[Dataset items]
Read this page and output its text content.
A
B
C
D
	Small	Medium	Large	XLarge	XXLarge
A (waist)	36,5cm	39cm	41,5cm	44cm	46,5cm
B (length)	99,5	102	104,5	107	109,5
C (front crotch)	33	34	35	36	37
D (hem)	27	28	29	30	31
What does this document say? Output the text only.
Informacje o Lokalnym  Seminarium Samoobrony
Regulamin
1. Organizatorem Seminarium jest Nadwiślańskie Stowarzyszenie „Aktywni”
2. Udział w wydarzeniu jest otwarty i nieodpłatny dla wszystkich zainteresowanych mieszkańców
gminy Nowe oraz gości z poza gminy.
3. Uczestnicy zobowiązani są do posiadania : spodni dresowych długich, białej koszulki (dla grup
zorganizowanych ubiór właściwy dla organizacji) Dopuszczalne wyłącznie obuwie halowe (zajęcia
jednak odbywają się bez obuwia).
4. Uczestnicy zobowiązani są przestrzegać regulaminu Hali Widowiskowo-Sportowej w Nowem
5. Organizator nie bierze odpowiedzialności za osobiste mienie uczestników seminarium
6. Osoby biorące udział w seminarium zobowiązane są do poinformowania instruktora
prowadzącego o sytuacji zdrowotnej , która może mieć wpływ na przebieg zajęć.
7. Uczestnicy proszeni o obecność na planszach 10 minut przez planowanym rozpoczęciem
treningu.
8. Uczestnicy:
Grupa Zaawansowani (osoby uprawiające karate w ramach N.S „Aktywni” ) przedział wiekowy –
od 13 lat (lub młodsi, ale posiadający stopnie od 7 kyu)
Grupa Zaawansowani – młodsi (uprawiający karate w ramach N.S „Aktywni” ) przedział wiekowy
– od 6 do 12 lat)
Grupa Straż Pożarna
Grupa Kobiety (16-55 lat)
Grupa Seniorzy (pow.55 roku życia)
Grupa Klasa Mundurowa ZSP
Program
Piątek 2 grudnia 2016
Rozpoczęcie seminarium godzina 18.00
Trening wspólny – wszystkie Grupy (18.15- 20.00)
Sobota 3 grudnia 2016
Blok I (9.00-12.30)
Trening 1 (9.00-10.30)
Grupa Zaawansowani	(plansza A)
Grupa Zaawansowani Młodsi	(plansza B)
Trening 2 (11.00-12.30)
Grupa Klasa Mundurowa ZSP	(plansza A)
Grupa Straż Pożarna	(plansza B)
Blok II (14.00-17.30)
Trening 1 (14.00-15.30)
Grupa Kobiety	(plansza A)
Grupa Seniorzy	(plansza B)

- [Task brief]:
List each line of the records that holds the string "Zaawansowani".

- [Expected answer]:
Grupa Zaawansowani (osoby uprawiające karate w ramach N.S „Aktywni” ) przedział wiekowy –
Grupa Zaawansowani – młodsi (uprawiający karate w ramach N.S „Aktywni” ) przedział wiekowy
Grupa Zaawansowani	(plansza A)
Grupa Zaawansowani Młodsi	(plansza B)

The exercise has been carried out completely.